#### Stated problem
Check every line below for the word "Pending" and show those that hold it.

*-*-*

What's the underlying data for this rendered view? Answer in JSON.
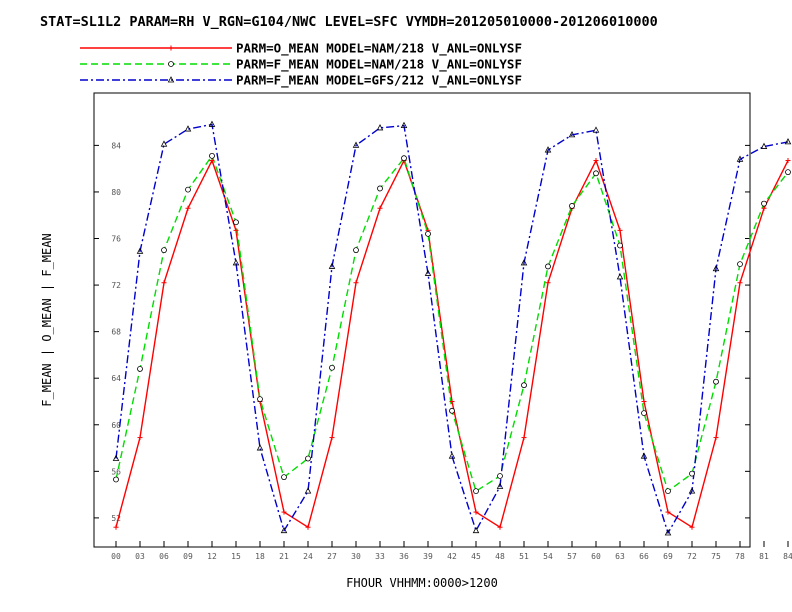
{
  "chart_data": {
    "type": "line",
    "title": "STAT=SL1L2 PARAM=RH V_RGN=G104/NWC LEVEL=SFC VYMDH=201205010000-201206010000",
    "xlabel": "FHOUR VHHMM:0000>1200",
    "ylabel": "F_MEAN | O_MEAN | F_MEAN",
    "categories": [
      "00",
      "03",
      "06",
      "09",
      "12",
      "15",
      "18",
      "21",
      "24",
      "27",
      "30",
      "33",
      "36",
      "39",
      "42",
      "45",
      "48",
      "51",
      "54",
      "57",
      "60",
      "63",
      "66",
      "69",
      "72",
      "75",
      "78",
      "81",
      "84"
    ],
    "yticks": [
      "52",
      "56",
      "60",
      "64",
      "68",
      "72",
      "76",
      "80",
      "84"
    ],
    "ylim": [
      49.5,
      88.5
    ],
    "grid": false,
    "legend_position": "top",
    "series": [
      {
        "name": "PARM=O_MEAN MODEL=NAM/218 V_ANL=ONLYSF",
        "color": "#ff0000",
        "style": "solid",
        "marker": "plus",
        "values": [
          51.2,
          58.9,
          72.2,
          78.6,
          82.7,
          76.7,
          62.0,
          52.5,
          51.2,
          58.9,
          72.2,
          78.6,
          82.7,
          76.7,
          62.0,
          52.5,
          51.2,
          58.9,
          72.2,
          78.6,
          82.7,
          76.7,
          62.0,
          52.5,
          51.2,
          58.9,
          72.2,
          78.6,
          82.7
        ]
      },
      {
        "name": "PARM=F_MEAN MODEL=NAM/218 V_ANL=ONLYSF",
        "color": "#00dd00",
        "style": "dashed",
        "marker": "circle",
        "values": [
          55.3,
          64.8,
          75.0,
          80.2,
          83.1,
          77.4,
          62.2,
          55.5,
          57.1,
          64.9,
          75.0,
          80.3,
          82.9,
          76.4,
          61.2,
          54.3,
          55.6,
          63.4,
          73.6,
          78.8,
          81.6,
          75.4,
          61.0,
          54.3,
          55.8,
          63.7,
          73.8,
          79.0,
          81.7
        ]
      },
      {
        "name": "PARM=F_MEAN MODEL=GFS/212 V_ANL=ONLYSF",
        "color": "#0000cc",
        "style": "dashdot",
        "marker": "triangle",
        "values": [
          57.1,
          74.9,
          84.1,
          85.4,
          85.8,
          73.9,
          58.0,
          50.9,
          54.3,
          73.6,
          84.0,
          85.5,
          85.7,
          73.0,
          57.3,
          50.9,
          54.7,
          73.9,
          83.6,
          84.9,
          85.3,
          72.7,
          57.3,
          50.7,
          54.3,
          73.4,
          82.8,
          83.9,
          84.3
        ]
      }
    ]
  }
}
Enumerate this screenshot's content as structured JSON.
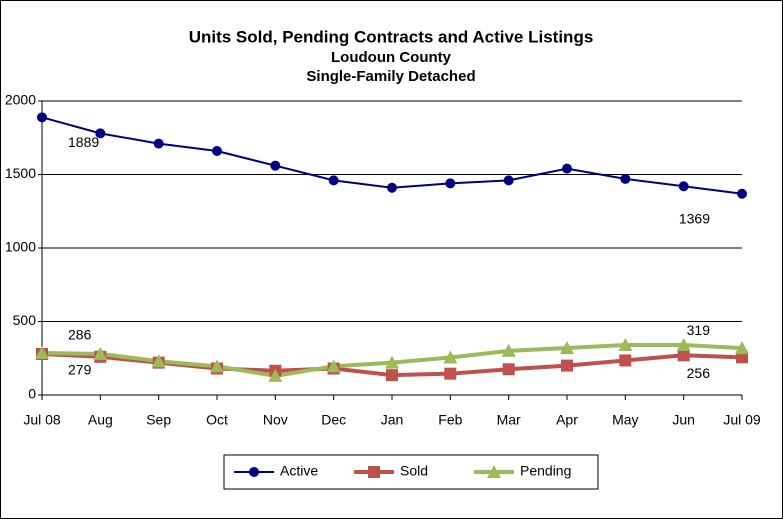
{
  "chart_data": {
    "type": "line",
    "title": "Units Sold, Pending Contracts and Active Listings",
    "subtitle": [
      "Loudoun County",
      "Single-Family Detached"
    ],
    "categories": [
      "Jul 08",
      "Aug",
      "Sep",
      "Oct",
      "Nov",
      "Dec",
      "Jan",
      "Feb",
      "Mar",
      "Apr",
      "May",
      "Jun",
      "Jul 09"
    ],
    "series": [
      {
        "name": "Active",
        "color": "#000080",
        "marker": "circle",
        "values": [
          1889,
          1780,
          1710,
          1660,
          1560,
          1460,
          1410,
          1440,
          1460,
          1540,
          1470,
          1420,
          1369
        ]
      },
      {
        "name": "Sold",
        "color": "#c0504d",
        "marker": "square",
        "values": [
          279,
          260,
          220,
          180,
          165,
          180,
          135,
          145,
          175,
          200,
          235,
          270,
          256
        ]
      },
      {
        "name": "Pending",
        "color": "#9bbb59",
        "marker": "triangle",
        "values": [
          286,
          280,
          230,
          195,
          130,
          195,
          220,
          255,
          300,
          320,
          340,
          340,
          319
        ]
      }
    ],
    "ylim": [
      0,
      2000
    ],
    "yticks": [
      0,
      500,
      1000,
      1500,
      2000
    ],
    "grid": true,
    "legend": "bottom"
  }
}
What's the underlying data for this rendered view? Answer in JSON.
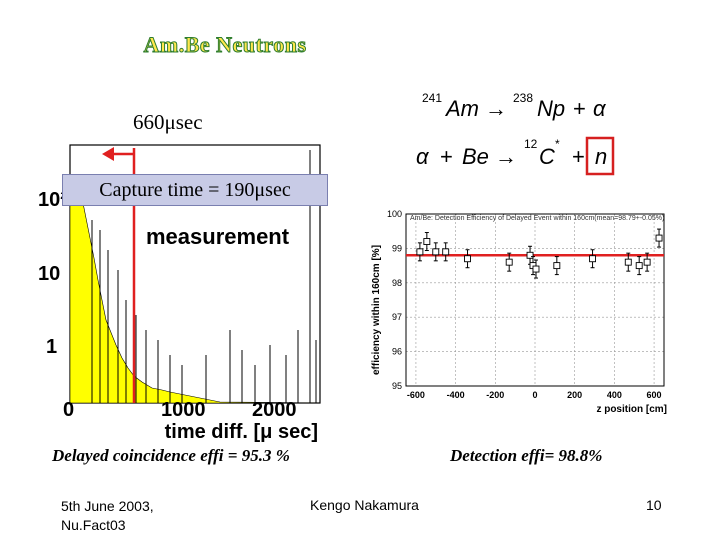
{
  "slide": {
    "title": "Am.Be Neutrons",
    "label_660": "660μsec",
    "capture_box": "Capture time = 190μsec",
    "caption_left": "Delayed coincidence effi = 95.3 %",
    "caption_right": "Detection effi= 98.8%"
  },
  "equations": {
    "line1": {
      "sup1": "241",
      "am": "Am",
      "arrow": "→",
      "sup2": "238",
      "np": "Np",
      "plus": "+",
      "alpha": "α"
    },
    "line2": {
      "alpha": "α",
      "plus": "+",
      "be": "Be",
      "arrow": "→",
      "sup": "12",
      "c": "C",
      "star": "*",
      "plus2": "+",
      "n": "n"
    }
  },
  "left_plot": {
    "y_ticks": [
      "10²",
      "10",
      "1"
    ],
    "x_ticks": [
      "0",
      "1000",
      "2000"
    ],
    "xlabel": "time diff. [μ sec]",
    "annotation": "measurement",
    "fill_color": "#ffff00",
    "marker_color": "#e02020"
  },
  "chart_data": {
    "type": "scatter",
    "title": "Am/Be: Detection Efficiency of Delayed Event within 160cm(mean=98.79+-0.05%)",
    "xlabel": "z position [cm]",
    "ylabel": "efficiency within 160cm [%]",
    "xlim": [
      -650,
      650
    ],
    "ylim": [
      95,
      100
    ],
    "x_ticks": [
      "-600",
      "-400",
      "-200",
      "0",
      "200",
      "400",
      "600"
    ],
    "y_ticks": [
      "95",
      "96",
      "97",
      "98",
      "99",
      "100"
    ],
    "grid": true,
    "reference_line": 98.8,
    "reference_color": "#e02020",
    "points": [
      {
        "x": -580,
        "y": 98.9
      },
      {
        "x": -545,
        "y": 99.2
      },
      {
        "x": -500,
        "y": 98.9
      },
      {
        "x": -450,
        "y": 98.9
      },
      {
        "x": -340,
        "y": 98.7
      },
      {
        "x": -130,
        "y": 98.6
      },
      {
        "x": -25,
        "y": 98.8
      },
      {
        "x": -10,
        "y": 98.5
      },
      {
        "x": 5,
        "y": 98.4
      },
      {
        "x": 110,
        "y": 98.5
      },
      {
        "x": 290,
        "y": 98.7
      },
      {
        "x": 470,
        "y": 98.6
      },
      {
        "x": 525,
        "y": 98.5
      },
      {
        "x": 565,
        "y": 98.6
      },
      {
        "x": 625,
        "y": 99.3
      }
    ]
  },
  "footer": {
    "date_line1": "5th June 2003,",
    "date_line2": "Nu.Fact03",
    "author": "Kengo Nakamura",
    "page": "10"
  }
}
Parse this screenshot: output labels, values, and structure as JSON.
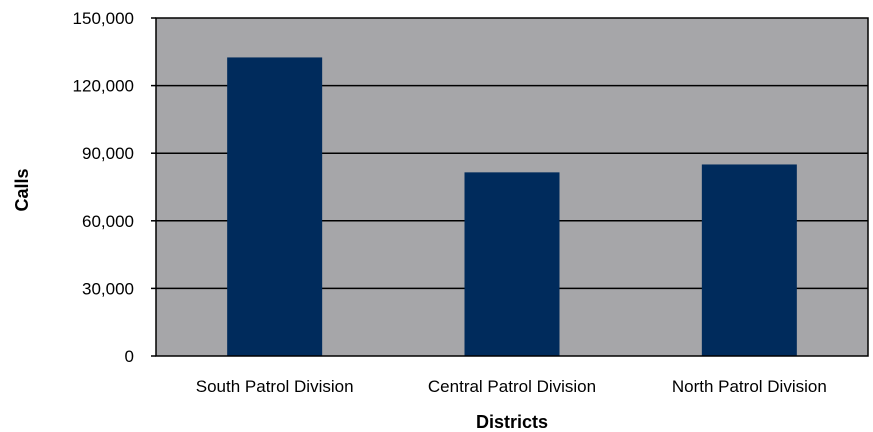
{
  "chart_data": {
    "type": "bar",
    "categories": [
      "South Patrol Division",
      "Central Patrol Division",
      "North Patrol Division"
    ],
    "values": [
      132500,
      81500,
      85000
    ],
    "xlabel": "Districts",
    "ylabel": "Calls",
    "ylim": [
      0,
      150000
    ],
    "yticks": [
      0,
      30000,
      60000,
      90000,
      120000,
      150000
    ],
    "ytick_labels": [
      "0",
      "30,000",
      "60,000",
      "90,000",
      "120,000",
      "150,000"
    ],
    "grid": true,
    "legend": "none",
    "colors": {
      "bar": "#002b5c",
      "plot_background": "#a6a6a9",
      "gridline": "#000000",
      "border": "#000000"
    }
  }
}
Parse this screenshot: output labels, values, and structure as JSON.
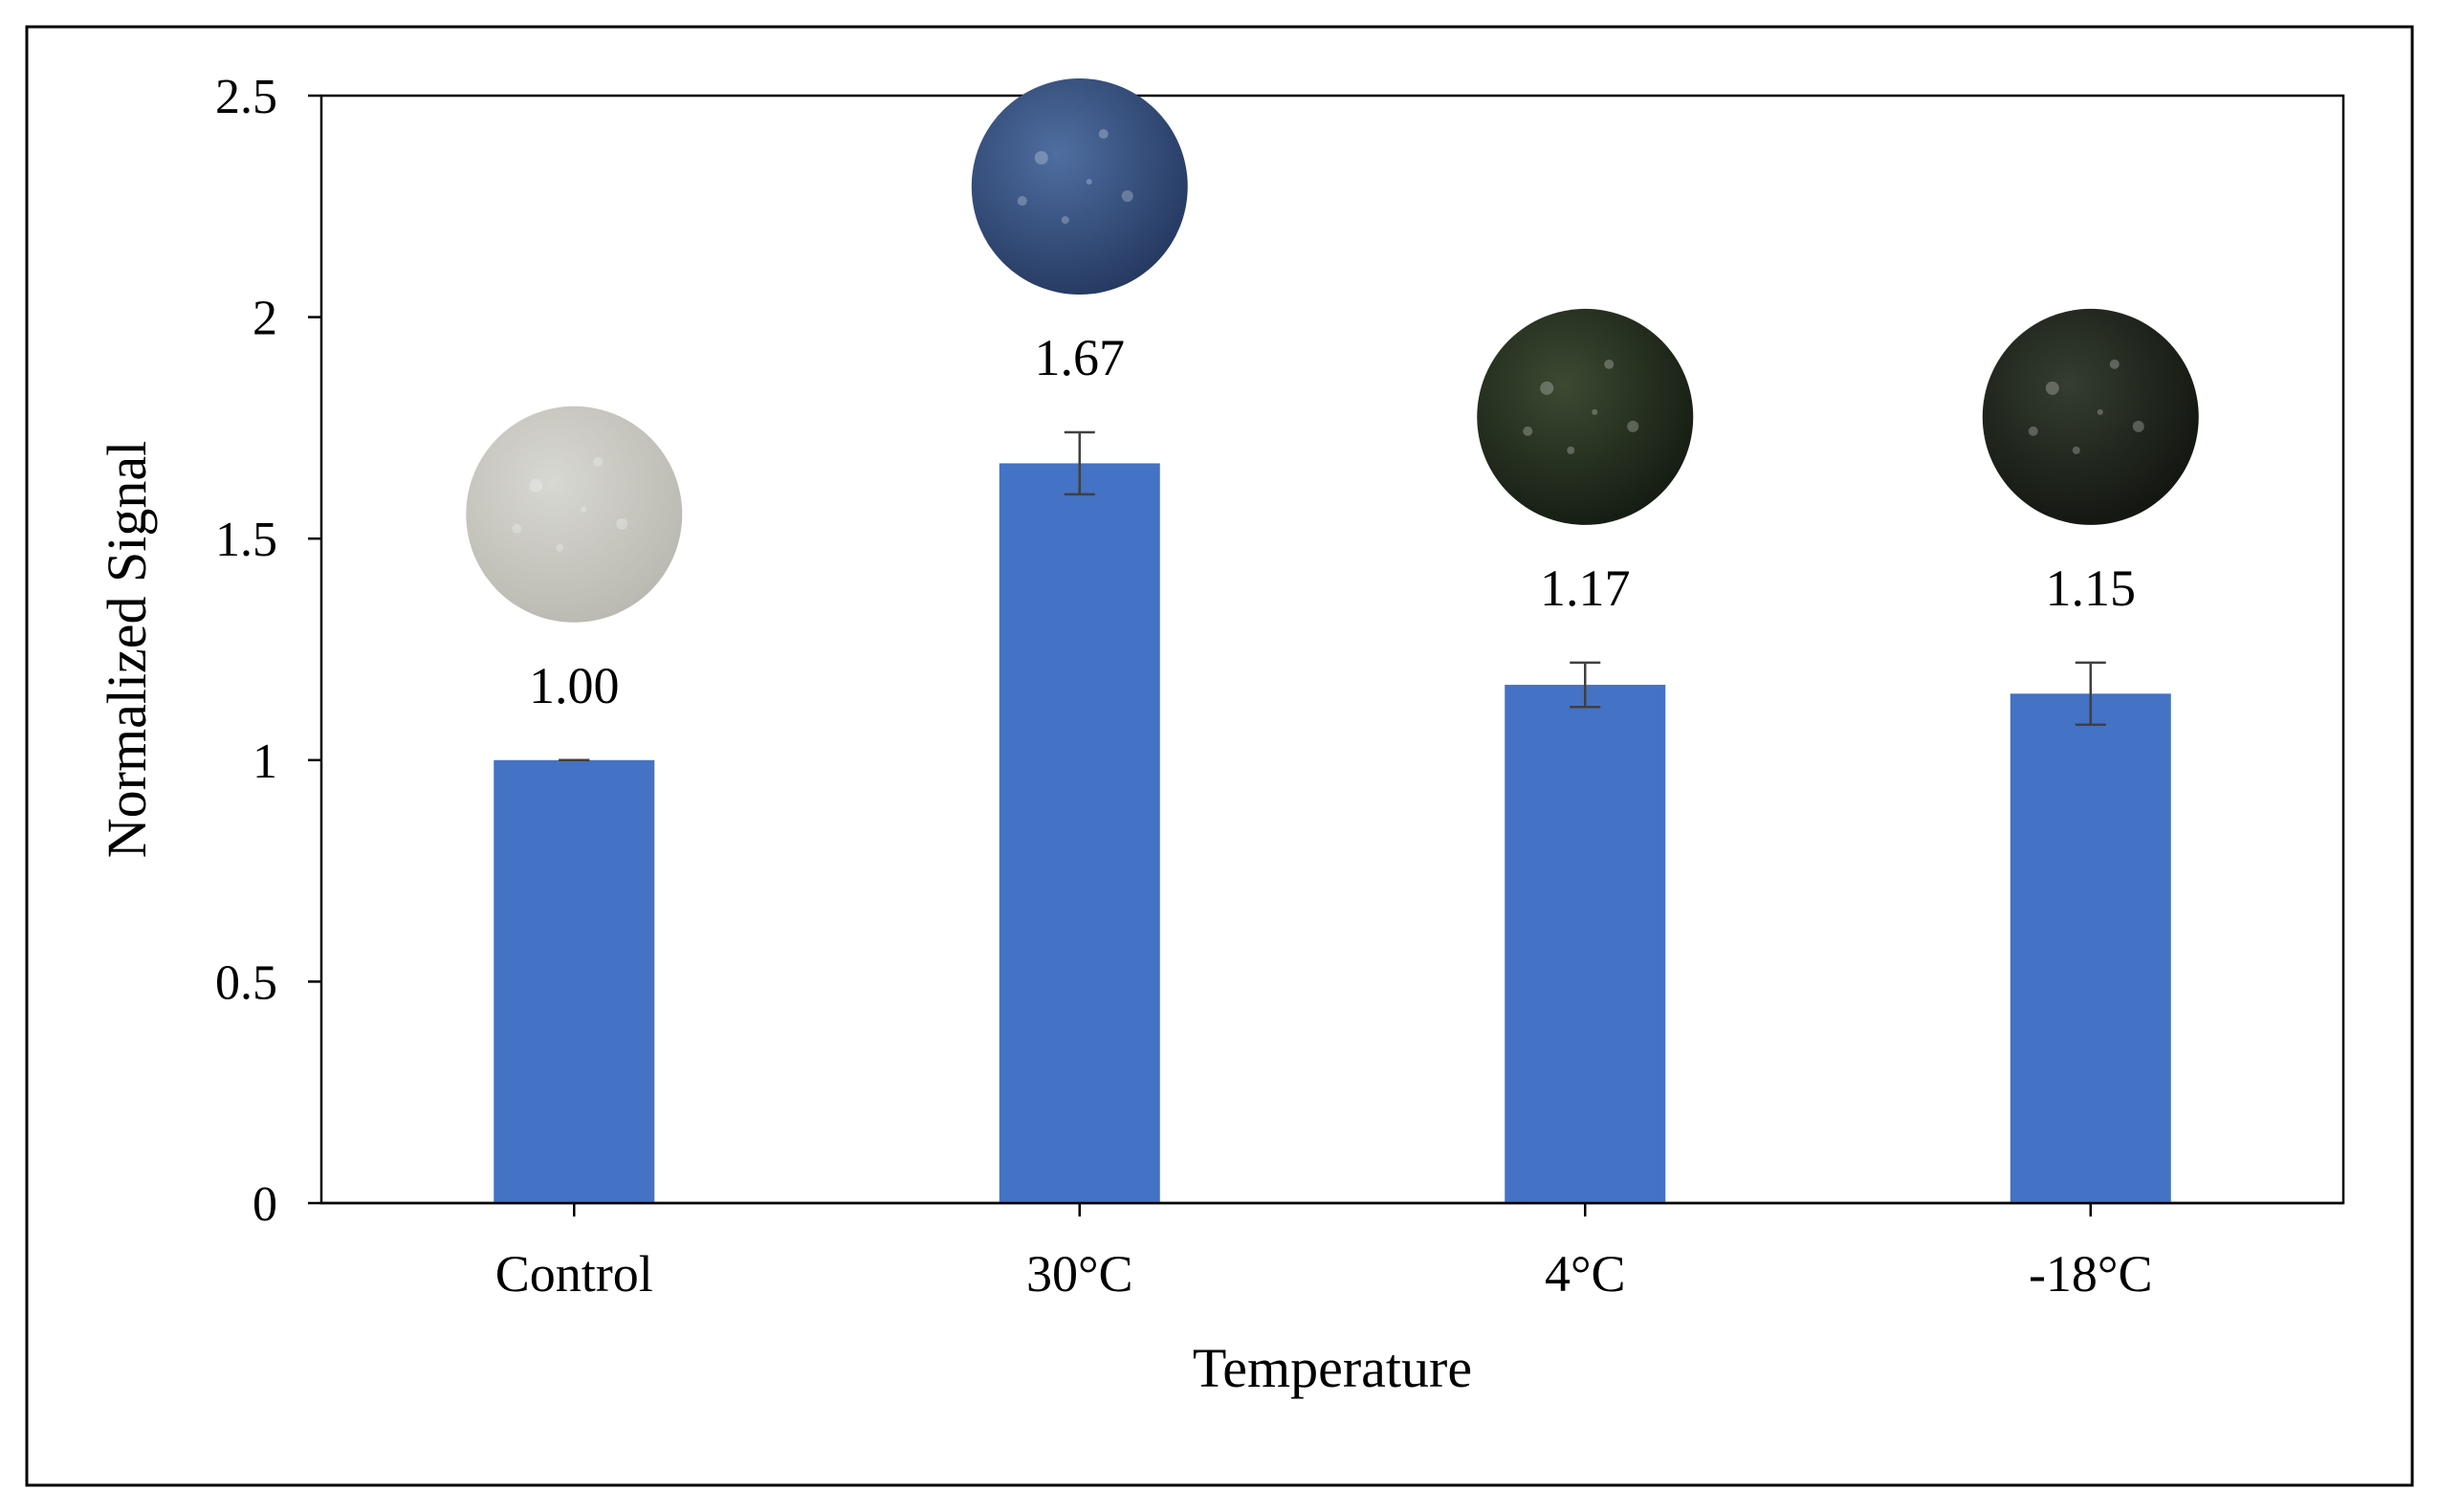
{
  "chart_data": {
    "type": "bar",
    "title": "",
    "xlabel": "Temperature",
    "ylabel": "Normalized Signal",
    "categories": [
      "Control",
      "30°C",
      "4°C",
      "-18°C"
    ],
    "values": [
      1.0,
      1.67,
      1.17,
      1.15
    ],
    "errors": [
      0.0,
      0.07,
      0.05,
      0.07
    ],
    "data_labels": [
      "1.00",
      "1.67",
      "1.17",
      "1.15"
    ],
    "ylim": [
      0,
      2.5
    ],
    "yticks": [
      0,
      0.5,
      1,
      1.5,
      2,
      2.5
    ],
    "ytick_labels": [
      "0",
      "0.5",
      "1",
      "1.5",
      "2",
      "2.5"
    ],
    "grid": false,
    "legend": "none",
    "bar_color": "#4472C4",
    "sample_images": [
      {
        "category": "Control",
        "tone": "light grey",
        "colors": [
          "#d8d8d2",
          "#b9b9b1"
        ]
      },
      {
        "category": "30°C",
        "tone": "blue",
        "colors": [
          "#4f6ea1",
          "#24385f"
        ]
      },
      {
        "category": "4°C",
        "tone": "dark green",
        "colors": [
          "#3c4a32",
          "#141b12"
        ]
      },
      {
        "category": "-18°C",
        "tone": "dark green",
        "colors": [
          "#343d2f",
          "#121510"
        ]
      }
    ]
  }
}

*-*-*

#### Solution
    "title": "Units Sold, Pending Contracts and Active Listings",
        "name": "Pending",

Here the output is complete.